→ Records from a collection
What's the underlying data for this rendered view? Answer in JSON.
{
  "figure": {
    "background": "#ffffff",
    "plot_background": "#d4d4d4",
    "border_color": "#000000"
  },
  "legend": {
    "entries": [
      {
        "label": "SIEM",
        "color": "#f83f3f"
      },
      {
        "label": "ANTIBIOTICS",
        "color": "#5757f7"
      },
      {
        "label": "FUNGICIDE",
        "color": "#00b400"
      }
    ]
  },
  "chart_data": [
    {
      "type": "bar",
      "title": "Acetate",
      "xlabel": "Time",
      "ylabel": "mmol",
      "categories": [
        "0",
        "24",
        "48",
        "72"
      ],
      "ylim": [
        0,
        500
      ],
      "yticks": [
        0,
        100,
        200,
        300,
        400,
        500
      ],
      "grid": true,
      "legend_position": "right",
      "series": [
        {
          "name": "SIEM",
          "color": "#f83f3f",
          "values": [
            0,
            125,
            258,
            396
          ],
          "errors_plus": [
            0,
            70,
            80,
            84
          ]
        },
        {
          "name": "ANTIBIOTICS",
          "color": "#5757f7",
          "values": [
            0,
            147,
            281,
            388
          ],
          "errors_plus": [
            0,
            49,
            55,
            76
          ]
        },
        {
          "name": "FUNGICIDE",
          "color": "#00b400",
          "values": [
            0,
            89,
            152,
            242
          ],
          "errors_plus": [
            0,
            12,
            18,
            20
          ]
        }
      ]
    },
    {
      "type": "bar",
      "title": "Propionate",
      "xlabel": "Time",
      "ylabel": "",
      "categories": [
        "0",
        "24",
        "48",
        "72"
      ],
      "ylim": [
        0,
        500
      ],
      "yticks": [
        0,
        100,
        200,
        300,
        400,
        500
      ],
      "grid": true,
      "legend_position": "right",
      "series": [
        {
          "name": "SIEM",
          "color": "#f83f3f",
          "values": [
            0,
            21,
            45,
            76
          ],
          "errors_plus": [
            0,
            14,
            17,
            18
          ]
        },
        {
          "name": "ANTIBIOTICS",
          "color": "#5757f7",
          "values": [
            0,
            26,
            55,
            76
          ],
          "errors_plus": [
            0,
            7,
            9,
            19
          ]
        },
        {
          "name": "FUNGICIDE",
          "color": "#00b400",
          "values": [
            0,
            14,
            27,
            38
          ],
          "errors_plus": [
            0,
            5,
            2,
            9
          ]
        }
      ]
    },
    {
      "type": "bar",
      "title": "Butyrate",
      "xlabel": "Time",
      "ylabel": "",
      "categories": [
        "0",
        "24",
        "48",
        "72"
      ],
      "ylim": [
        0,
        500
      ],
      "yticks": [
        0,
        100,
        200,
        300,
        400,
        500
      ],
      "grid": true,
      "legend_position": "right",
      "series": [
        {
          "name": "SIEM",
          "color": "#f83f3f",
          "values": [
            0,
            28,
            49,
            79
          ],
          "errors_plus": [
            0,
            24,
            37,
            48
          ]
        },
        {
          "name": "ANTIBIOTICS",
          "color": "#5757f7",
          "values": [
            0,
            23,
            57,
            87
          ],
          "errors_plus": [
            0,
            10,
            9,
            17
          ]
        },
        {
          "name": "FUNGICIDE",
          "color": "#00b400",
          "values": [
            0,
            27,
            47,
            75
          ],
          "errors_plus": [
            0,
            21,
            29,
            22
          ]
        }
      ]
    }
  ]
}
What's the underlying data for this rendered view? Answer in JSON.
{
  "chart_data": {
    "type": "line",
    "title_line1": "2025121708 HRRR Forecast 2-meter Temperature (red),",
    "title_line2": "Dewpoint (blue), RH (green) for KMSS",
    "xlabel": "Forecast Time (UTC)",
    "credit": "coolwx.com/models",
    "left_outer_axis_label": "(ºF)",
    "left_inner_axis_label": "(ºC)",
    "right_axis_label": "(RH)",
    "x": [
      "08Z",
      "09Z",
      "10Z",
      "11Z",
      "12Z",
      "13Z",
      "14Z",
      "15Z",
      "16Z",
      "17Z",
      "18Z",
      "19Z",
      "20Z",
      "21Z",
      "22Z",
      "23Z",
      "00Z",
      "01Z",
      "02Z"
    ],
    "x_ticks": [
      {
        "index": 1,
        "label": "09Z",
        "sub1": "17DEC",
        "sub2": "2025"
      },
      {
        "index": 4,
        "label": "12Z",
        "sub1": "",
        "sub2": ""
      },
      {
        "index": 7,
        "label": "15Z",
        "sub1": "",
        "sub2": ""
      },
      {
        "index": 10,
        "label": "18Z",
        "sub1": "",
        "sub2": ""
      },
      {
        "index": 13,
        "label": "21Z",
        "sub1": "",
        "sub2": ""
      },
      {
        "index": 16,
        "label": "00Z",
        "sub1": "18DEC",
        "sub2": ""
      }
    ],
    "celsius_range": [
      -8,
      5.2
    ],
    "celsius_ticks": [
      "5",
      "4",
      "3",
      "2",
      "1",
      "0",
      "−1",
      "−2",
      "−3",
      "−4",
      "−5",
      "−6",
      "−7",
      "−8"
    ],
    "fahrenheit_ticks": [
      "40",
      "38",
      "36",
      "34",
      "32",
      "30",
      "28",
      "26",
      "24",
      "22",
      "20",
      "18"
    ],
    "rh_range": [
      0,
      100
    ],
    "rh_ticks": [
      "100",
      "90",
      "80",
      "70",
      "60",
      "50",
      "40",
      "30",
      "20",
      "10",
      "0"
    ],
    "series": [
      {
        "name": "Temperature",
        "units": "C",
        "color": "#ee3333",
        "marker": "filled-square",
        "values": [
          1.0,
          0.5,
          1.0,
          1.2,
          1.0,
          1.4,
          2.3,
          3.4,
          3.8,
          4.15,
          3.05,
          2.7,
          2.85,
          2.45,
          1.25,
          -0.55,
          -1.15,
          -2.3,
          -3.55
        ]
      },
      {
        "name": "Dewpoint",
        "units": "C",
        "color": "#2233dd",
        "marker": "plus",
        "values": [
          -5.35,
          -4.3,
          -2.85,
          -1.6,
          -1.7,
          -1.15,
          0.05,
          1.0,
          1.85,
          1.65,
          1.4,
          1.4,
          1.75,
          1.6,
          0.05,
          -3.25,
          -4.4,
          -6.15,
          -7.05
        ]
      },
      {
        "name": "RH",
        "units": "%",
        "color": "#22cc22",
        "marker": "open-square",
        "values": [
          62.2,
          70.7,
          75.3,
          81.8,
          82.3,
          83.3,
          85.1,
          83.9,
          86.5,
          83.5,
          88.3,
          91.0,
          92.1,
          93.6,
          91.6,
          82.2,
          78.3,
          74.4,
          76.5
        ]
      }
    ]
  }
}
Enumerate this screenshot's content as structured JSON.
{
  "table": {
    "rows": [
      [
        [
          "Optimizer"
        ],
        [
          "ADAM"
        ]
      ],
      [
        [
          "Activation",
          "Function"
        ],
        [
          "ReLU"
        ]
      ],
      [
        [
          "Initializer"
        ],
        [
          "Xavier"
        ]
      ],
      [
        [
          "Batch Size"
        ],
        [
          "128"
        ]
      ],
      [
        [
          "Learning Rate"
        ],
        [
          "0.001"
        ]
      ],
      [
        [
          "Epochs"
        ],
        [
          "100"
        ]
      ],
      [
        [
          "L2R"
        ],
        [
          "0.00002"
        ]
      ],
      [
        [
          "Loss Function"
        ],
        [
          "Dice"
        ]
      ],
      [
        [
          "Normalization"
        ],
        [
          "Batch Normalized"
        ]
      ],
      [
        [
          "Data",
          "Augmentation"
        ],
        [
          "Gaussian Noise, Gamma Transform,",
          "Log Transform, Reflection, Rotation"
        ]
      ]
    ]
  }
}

→ Problem description
Set down every line of the listing above again, exactly as given.

→ Result for this task
What's the underlying data for this rendered view? Answer in JSON.
{
  "figure": {
    "background": "#ffffff",
    "plot_background": "#d4d4d4",
    "border_color": "#000000"
  },
  "legend": {
    "entries": [
      {
        "label": "SIEM",
        "color": "#f83f3f"
      },
      {
        "label": "ANTIBIOTICS",
        "color": "#5757f7"
      },
      {
        "label": "FUNGICIDE",
        "color": "#00b400"
      }
    ]
  },
  "chart_data": [
    {
      "type": "bar",
      "title": "Acetate",
      "xlabel": "Time",
      "ylabel": "mmol",
      "categories": [
        "0",
        "24",
        "48",
        "72"
      ],
      "ylim": [
        0,
        500
      ],
      "yticks": [
        0,
        100,
        200,
        300,
        400,
        500
      ],
      "grid": true,
      "legend_position": "right",
      "series": [
        {
          "name": "SIEM",
          "color": "#f83f3f",
          "values": [
            0,
            125,
            258,
            396
          ],
          "errors_plus": [
            0,
            70,
            80,
            84
          ]
        },
        {
          "name": "ANTIBIOTICS",
          "color": "#5757f7",
          "values": [
            0,
            147,
            281,
            388
          ],
          "errors_plus": [
            0,
            49,
            55,
            76
          ]
        },
        {
          "name": "FUNGICIDE",
          "color": "#00b400",
          "values": [
            0,
            89,
            152,
            242
          ],
          "errors_plus": [
            0,
            12,
            18,
            20
          ]
        }
      ]
    },
    {
      "type": "bar",
      "title": "Propionate",
      "xlabel": "Time",
      "ylabel": "",
      "categories": [
        "0",
        "24",
        "48",
        "72"
      ],
      "ylim": [
        0,
        500
      ],
      "yticks": [
        0,
        100,
        200,
        300,
        400,
        500
      ],
      "grid": true,
      "legend_position": "right",
      "series": [
        {
          "name": "SIEM",
          "color": "#f83f3f",
          "values": [
            0,
            21,
            45,
            76
          ],
          "errors_plus": [
            0,
            14,
            17,
            18
          ]
        },
        {
          "name": "ANTIBIOTICS",
          "color": "#5757f7",
          "values": [
            0,
            26,
            55,
            76
          ],
          "errors_plus": [
            0,
            7,
            9,
            19
          ]
        },
        {
          "name": "FUNGICIDE",
          "color": "#00b400",
          "values": [
            0,
            14,
            27,
            38
          ],
          "errors_plus": [
            0,
            5,
            2,
            9
          ]
        }
      ]
    },
    {
      "type": "bar",
      "title": "Butyrate",
      "xlabel": "Time",
      "ylabel": "",
      "categories": [
        "0",
        "24",
        "48",
        "72"
      ],
      "ylim": [
        0,
        500
      ],
      "yticks": [
        0,
        100,
        200,
        300,
        400,
        500
      ],
      "grid": true,
      "legend_position": "right",
      "series": [
        {
          "name": "SIEM",
          "color": "#f83f3f",
          "values": [
            0,
            28,
            49,
            79
          ],
          "errors_plus": [
            0,
            24,
            37,
            48
          ]
        },
        {
          "name": "ANTIBIOTICS",
          "color": "#5757f7",
          "values": [
            0,
            23,
            57,
            87
          ],
          "errors_plus": [
            0,
            10,
            9,
            17
          ]
        },
        {
          "name": "FUNGICIDE",
          "color": "#00b400",
          "values": [
            0,
            27,
            47,
            75
          ],
          "errors_plus": [
            0,
            21,
            29,
            22
          ]
        }
      ]
    }
  ]
}
What's the underlying data for this rendered view? Answer in JSON.
{
  "chart_data": {
    "type": "line",
    "title_line1": "2025121708 HRRR Forecast 2-meter Temperature (red),",
    "title_line2": "Dewpoint (blue), RH (green) for KMSS",
    "xlabel": "Forecast Time (UTC)",
    "credit": "coolwx.com/models",
    "left_outer_axis_label": "(ºF)",
    "left_inner_axis_label": "(ºC)",
    "right_axis_label": "(RH)",
    "x": [
      "08Z",
      "09Z",
      "10Z",
      "11Z",
      "12Z",
      "13Z",
      "14Z",
      "15Z",
      "16Z",
      "17Z",
      "18Z",
      "19Z",
      "20Z",
      "21Z",
      "22Z",
      "23Z",
      "00Z",
      "01Z",
      "02Z"
    ],
    "x_ticks": [
      {
        "index": 1,
        "label": "09Z",
        "sub1": "17DEC",
        "sub2": "2025"
      },
      {
        "index": 4,
        "label": "12Z",
        "sub1": "",
        "sub2": ""
      },
      {
        "index": 7,
        "label": "15Z",
        "sub1": "",
        "sub2": ""
      },
      {
        "index": 10,
        "label": "18Z",
        "sub1": "",
        "sub2": ""
      },
      {
        "index": 13,
        "label": "21Z",
        "sub1": "",
        "sub2": ""
      },
      {
        "index": 16,
        "label": "00Z",
        "sub1": "18DEC",
        "sub2": ""
      }
    ],
    "celsius_range": [
      -8,
      5.2
    ],
    "celsius_ticks": [
      "5",
      "4",
      "3",
      "2",
      "1",
      "0",
      "−1",
      "−2",
      "−3",
      "−4",
      "−5",
      "−6",
      "−7",
      "−8"
    ],
    "fahrenheit_ticks": [
      "40",
      "38",
      "36",
      "34",
      "32",
      "30",
      "28",
      "26",
      "24",
      "22",
      "20",
      "18"
    ],
    "rh_range": [
      0,
      100
    ],
    "rh_ticks": [
      "100",
      "90",
      "80",
      "70",
      "60",
      "50",
      "40",
      "30",
      "20",
      "10",
      "0"
    ],
    "series": [
      {
        "name": "Temperature",
        "units": "C",
        "color": "#ee3333",
        "marker": "filled-square",
        "values": [
          1.0,
          0.5,
          1.0,
          1.2,
          1.0,
          1.4,
          2.3,
          3.4,
          3.8,
          4.15,
          3.05,
          2.7,
          2.85,
          2.45,
          1.25,
          -0.55,
          -1.15,
          -2.3,
          -3.55
        ]
      },
      {
        "name": "Dewpoint",
        "units": "C",
        "color": "#2233dd",
        "marker": "plus",
        "values": [
          -5.35,
          -4.3,
          -2.85,
          -1.6,
          -1.7,
          -1.15,
          0.05,
          1.0,
          1.85,
          1.65,
          1.4,
          1.4,
          1.75,
          1.6,
          0.05,
          -3.25,
          -4.4,
          -6.15,
          -7.05
        ]
      },
      {
        "name": "RH",
        "units": "%",
        "color": "#22cc22",
        "marker": "open-square",
        "values": [
          62.2,
          70.7,
          75.3,
          81.8,
          82.3,
          83.3,
          85.1,
          83.9,
          86.5,
          83.5,
          88.3,
          91.0,
          92.1,
          93.6,
          91.6,
          82.2,
          78.3,
          74.4,
          76.5
        ]
      }
    ]
  }
}
Enumerate this screenshot's content as structured JSON.
{
  "table": {
    "rows": [
      [
        [
          "Optimizer"
        ],
        [
          "ADAM"
        ]
      ],
      [
        [
          "Activation",
          "Function"
        ],
        [
          "ReLU"
        ]
      ],
      [
        [
          "Initializer"
        ],
        [
          "Xavier"
        ]
      ],
      [
        [
          "Batch Size"
        ],
        [
          "128"
        ]
      ],
      [
        [
          "Learning Rate"
        ],
        [
          "0.001"
        ]
      ],
      [
        [
          "Epochs"
        ],
        [
          "100"
        ]
      ],
      [
        [
          "L2R"
        ],
        [
          "0.00002"
        ]
      ],
      [
        [
          "Loss Function"
        ],
        [
          "Dice"
        ]
      ],
      [
        [
          "Normalization"
        ],
        [
          "Batch Normalized"
        ]
      ],
      [
        [
          "Data",
          "Augmentation"
        ],
        [
          "Gaussian Noise, Gamma Transform,",
          "Log Transform, Reflection, Rotation"
        ]
      ]
    ]
  }
}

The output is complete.